= Brief =
In the entries that follow, find the word "letter" and report each line it is on.

## Start

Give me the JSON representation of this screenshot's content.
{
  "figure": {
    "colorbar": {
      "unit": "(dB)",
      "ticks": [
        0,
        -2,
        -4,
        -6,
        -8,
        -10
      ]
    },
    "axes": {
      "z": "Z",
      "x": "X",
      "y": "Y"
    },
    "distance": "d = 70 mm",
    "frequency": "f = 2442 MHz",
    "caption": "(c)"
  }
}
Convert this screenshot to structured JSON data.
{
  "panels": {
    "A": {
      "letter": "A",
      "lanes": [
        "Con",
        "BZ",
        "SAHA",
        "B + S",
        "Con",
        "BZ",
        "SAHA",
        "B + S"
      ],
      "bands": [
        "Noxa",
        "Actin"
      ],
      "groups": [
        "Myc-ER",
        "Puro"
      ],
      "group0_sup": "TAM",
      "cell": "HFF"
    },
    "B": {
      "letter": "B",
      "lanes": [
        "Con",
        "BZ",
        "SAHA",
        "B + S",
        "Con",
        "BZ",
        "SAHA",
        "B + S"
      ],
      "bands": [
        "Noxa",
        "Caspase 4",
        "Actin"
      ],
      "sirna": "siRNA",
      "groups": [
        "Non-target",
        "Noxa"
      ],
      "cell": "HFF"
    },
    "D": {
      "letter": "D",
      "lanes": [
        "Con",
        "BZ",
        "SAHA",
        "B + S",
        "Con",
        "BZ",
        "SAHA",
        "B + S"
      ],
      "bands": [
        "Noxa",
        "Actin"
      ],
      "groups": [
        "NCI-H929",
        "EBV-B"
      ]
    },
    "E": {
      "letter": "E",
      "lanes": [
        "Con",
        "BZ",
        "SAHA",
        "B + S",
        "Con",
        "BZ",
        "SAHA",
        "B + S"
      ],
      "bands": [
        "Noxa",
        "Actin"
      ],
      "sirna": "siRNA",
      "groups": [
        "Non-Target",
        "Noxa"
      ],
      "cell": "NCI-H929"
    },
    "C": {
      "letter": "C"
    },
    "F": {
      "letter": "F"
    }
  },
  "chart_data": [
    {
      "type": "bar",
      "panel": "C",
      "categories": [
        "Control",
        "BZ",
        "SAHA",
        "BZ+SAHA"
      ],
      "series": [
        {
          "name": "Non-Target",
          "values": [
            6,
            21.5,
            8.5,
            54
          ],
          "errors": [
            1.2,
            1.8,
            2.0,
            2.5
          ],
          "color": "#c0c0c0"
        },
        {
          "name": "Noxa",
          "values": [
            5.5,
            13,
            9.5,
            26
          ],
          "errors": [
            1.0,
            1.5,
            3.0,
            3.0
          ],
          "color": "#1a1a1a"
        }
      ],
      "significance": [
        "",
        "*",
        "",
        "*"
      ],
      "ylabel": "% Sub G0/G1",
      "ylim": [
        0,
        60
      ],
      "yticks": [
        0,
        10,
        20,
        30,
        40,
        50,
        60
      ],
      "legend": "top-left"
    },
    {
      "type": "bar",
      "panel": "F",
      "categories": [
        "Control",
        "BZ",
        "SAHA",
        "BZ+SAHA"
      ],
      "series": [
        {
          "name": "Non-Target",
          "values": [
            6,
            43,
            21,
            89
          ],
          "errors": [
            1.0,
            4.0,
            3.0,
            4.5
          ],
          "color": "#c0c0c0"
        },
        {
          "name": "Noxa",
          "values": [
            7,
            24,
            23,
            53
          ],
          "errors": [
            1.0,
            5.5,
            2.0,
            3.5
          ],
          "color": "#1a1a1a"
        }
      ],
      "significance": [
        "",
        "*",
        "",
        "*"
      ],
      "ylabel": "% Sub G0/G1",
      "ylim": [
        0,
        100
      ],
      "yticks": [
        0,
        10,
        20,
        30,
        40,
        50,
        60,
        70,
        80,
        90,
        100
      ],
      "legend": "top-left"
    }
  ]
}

## End

= Task answer =
      "letter": "A",
      "letter": "B",
      "letter": "D",
      "letter": "E",
      "letter": "C"
      "letter": "F"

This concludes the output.